**Provided entries:**
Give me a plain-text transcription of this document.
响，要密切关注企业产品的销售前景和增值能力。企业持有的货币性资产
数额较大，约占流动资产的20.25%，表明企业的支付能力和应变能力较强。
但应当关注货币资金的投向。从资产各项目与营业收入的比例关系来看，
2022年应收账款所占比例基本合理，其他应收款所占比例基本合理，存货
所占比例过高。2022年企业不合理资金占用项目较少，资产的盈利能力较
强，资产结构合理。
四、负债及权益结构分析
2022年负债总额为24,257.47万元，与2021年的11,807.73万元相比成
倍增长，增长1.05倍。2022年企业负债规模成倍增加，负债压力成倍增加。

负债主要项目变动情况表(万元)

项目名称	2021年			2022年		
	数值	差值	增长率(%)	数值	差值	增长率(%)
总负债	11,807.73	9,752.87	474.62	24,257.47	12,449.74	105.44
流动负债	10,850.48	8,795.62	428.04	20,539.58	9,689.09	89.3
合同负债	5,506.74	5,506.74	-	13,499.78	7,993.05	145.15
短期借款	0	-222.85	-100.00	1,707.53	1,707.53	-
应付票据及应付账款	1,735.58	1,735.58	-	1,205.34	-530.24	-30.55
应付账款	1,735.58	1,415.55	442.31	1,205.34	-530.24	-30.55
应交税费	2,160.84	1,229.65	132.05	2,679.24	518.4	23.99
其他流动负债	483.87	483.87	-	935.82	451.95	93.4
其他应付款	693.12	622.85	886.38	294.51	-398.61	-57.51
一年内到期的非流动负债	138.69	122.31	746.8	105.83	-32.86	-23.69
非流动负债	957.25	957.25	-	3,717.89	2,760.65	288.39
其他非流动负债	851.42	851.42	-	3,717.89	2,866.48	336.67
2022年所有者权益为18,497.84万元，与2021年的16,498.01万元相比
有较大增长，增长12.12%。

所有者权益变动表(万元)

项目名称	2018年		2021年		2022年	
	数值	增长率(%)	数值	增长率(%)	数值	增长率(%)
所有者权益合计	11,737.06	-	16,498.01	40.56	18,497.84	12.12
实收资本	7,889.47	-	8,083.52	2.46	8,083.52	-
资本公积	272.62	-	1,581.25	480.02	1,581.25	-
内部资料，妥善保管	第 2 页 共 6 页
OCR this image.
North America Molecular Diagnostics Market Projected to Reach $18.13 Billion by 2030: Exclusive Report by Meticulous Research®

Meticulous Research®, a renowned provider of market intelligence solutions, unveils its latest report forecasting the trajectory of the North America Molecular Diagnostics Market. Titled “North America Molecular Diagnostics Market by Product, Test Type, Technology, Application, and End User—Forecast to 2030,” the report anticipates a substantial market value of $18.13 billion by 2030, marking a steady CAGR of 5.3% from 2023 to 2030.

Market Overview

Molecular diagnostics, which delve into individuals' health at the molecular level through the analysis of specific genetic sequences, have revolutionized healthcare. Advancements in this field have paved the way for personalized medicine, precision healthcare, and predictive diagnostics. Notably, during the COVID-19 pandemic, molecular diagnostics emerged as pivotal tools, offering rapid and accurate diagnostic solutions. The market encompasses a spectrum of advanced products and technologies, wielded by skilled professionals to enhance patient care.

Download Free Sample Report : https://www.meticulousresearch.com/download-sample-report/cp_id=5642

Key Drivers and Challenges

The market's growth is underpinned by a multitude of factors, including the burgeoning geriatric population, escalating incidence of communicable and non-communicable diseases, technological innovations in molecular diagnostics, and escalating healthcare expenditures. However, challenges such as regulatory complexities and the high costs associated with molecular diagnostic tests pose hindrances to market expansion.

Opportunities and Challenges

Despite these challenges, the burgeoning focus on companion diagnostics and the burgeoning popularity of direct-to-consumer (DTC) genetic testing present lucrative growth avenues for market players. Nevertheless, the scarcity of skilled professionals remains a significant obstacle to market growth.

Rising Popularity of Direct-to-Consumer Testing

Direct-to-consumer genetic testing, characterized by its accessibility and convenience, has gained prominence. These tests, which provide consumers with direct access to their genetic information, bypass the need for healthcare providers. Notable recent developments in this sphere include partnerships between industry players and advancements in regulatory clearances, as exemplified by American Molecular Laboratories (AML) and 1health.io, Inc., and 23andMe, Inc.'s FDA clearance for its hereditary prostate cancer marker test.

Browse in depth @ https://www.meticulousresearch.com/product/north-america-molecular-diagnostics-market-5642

**Task requirements:**
Return each full line of the entries that contains the word "meticulousresearch".

**Solution to this problem:**
Download Free Sample Report : https://www.meticulousresearch.com/download-sample-report/cp_id=5642
Browse in depth @ https://www.meticulousresearch.com/product/north-america-molecular-diagnostics-market-5642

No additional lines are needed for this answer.